GOAL. Below are the records. Gather each line that holds "labels".

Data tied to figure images
++++++++++

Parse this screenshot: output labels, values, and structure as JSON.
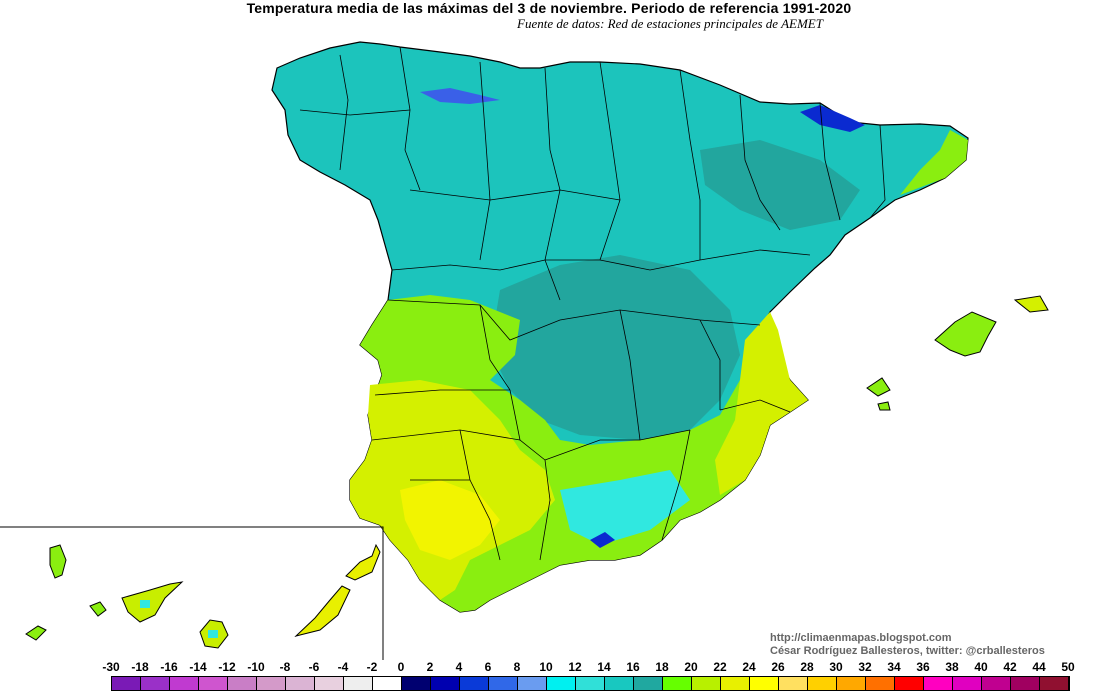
{
  "title": "Temperatura media de las máximas del 3 de noviembre. Periodo de referencia 1991-2020",
  "subtitle": "Fuente de datos: Red de estaciones principales de AEMET",
  "credits": {
    "blog": "http://climaenmapas.blogspot.com",
    "author": "César Rodríguez Ballesteros, twitter: @crballesteros"
  },
  "legend": {
    "labels": [
      "-30",
      "-18",
      "-16",
      "-14",
      "-12",
      "-10",
      "-8",
      "-6",
      "-4",
      "-2",
      "0",
      "2",
      "4",
      "6",
      "8",
      "10",
      "12",
      "14",
      "16",
      "18",
      "20",
      "22",
      "24",
      "26",
      "28",
      "30",
      "32",
      "34",
      "36",
      "38",
      "40",
      "42",
      "44",
      "50"
    ],
    "colors": [
      "#7a1ab6",
      "#9a30c8",
      "#c03ad0",
      "#cf55cf",
      "#c97ec6",
      "#d49ac9",
      "#dbb4d4",
      "#e8d0df",
      "#eeeeee",
      "#ffffff",
      "#000070",
      "#0000b0",
      "#0a3ad8",
      "#3068e8",
      "#6a9cf0",
      "#00f0f0",
      "#30e0d8",
      "#18c8c0",
      "#20a8a0",
      "#66ff00",
      "#b8f000",
      "#e8f000",
      "#ffff00",
      "#ffe060",
      "#ffd000",
      "#ffa800",
      "#ff7000",
      "#ff0000",
      "#ff00c0",
      "#e000c0",
      "#c00090",
      "#a00060",
      "#901030"
    ]
  }
}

++++++++++

ANSWER FOR THE TASK.
Parse this screenshot: output labels, values, and structure as JSON.
    "labels": [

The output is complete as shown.